-------- Recorded data --------

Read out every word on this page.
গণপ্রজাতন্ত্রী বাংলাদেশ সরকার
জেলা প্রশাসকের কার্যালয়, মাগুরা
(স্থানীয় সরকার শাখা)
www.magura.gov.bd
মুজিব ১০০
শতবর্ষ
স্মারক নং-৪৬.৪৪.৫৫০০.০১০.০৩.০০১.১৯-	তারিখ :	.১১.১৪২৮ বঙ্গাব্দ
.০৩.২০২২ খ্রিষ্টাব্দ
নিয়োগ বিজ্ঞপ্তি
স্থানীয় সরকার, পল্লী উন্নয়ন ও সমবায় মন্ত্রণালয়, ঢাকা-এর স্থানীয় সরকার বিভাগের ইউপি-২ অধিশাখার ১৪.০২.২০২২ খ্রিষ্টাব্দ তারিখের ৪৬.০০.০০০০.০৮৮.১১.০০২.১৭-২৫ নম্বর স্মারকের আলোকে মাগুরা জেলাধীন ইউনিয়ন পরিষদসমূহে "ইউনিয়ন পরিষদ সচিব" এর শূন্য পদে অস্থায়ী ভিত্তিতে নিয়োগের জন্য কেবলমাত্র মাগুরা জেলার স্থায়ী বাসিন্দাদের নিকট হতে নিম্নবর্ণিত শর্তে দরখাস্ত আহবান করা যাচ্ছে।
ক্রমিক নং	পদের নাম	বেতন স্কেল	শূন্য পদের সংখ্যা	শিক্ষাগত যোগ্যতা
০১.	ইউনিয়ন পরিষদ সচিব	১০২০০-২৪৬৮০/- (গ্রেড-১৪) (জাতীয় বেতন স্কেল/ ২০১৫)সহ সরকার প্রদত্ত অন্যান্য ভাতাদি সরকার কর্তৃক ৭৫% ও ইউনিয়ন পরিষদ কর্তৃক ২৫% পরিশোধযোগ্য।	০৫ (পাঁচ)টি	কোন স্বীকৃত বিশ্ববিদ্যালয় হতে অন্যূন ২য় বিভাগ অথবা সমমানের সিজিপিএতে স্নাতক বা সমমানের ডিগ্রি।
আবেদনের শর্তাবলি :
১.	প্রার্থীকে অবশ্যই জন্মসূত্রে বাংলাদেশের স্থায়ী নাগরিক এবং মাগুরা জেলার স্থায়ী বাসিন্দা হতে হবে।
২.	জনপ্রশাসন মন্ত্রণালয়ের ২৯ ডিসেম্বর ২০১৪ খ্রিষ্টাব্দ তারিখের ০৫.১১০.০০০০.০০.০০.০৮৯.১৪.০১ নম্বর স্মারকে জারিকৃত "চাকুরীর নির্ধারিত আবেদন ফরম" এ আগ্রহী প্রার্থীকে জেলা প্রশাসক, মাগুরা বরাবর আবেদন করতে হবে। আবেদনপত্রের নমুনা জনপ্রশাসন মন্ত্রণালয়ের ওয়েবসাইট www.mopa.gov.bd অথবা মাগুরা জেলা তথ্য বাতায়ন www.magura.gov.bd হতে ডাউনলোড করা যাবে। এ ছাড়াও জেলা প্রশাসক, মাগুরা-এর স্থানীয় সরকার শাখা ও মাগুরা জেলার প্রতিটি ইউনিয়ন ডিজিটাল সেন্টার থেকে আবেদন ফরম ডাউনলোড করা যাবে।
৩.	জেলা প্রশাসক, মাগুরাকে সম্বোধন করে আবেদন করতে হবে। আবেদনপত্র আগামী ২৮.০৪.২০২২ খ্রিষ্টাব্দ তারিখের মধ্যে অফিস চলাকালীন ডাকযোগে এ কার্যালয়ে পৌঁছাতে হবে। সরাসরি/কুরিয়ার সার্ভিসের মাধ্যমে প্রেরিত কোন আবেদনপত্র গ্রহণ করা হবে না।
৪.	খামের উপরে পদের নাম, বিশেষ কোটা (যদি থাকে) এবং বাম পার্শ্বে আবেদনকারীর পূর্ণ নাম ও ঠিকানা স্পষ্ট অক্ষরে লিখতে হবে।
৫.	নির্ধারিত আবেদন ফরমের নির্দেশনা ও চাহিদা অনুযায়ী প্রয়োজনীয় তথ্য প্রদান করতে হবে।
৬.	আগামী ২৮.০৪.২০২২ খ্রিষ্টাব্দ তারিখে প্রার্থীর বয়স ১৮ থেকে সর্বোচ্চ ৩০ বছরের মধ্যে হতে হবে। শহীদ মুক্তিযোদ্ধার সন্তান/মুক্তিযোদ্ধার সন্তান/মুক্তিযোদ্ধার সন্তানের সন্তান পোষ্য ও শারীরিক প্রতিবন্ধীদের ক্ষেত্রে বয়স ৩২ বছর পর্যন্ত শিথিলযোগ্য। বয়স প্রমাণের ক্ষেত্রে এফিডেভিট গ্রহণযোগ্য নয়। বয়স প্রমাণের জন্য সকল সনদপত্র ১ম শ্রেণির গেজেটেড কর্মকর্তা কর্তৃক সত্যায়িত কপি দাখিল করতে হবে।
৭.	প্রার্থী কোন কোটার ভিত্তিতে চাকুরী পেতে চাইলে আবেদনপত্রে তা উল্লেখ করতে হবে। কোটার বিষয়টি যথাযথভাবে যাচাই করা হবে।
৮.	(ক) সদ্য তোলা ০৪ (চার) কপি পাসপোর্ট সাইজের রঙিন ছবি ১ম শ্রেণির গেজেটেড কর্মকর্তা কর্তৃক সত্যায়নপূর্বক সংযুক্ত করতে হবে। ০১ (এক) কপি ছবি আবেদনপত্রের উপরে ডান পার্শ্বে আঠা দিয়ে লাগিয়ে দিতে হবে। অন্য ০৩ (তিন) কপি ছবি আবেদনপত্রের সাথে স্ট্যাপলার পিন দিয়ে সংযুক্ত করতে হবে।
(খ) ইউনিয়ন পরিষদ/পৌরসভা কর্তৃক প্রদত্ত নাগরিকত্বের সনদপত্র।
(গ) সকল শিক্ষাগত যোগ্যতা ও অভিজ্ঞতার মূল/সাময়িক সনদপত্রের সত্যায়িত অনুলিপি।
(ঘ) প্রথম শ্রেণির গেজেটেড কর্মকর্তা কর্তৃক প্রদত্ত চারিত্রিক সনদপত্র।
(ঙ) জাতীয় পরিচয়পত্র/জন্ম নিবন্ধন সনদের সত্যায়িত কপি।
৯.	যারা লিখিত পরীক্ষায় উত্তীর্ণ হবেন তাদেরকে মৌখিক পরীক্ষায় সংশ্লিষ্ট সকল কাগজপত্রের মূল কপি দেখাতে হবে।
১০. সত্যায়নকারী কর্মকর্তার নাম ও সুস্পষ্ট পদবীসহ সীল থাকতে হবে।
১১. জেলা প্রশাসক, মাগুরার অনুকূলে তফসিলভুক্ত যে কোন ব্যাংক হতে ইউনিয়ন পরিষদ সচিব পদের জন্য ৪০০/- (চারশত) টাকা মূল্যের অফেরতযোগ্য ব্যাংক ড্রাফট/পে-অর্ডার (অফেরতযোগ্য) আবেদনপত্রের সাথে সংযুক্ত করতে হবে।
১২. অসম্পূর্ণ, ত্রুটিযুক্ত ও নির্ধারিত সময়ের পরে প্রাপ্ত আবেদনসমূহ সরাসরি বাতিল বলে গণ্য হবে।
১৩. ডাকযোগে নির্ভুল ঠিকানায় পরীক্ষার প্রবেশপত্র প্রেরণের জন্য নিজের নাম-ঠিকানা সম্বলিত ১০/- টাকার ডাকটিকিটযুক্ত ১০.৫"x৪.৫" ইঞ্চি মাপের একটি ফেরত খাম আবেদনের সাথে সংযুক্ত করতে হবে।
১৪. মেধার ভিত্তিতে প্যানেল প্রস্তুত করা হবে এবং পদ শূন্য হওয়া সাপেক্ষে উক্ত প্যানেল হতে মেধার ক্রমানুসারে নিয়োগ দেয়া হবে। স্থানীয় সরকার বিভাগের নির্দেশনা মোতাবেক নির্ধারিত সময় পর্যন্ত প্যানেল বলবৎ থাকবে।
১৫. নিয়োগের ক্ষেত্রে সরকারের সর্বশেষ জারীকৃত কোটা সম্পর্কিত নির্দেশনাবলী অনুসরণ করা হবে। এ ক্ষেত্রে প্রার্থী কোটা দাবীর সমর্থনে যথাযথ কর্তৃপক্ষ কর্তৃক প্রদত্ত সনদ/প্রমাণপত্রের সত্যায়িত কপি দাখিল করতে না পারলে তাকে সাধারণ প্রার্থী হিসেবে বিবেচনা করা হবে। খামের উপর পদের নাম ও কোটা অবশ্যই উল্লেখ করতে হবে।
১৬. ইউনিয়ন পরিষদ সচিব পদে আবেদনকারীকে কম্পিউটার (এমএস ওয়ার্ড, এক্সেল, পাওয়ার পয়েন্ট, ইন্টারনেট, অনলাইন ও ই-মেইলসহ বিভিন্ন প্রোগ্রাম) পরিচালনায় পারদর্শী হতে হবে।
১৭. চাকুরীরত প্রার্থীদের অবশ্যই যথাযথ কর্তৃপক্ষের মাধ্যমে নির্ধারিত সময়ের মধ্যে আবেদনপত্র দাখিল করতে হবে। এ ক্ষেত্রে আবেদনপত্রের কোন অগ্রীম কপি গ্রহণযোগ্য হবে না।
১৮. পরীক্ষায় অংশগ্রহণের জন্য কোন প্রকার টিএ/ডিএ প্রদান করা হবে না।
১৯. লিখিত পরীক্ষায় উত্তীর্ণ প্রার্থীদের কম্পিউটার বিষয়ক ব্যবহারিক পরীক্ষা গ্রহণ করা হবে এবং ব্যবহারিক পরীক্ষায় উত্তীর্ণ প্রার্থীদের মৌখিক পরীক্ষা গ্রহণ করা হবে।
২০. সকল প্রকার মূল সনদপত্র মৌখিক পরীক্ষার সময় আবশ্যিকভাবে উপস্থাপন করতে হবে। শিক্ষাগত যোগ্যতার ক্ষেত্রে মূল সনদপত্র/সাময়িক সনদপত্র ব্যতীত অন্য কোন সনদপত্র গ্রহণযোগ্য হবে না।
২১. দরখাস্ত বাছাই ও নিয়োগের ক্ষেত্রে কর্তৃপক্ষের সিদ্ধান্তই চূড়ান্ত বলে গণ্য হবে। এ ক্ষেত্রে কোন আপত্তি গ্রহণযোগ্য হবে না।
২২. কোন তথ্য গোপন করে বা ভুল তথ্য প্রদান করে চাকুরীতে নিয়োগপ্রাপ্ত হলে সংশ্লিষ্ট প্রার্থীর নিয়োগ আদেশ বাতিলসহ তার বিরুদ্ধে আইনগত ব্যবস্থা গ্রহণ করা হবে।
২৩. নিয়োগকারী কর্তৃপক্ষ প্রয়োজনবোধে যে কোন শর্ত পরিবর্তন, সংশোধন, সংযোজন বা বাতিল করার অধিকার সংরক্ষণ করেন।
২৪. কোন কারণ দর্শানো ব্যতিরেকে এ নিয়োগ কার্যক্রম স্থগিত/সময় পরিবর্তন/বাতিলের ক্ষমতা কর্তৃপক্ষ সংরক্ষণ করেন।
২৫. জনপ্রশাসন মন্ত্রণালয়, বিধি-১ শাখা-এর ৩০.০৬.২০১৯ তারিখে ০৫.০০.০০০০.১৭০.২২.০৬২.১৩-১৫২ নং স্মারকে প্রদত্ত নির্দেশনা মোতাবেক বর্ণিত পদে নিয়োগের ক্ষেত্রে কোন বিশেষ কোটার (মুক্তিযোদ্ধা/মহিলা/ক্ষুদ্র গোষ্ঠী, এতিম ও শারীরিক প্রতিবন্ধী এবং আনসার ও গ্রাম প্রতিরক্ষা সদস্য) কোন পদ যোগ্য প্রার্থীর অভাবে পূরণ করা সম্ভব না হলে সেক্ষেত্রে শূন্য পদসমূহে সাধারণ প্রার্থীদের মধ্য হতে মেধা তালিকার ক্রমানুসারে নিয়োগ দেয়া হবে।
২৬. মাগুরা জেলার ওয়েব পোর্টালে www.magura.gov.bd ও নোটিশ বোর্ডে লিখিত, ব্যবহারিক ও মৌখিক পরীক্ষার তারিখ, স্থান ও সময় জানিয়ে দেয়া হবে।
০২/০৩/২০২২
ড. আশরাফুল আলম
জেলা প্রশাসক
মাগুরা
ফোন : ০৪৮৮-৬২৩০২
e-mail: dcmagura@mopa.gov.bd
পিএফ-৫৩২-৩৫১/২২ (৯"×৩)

--------

Given instruction ▸ Where a line holds the string "সনদপত", copy that line.

Completed exercise ▸
৬.	আগামী ২৮.০৪.২০২২ খ্রিষ্টাব্দ তারিখে প্রার্থীর বয়স ১৮ থেকে সর্বোচ্চ ৩০ বছরের মধ্যে হতে হবে। শহীদ মুক্তিযোদ্ধার সন্তান/মুক্তিযোদ্ধার সন্তান/মুক্তিযোদ্ধার সন্তানের সন্তান পোষ্য ও শারীরিক প্রতিবন্ধীদের ক্ষেত্রে বয়স ৩২ বছর পর্যন্ত শিথিলযোগ্য। বয়স প্রমাণের ক্ষেত্রে এফিডেভিট গ্রহণযোগ্য নয়। বয়স প্রমাণের জন্য সকল সনদপত্র ১ম শ্রেণির গেজেটেড কর্মকর্তা কর্তৃক সত্যায়িত কপি দাখিল করতে হবে।
(খ) ইউনিয়ন পরিষদ/পৌরসভা কর্তৃক প্রদত্ত নাগরিকত্বের সনদপত্র।
(গ) সকল শিক্ষাগত যোগ্যতা ও অভিজ্ঞতার মূল/সাময়িক সনদপত্রের সত্যায়িত অনুলিপি।
(ঘ) প্রথম শ্রেণির গেজেটেড কর্মকর্তা কর্তৃক প্রদত্ত চারিত্রিক সনদপত্র।
২০. সকল প্রকার মূল সনদপত্র মৌখিক পরীক্ষার সময় আবশ্যিকভাবে উপস্থাপন করতে হবে। শিক্ষাগত যোগ্যতার ক্ষেত্রে মূল সনদপত্র/সাময়িক সনদপত্র ব্যতীত অন্য কোন সনদপত্র গ্রহণযোগ্য হবে না।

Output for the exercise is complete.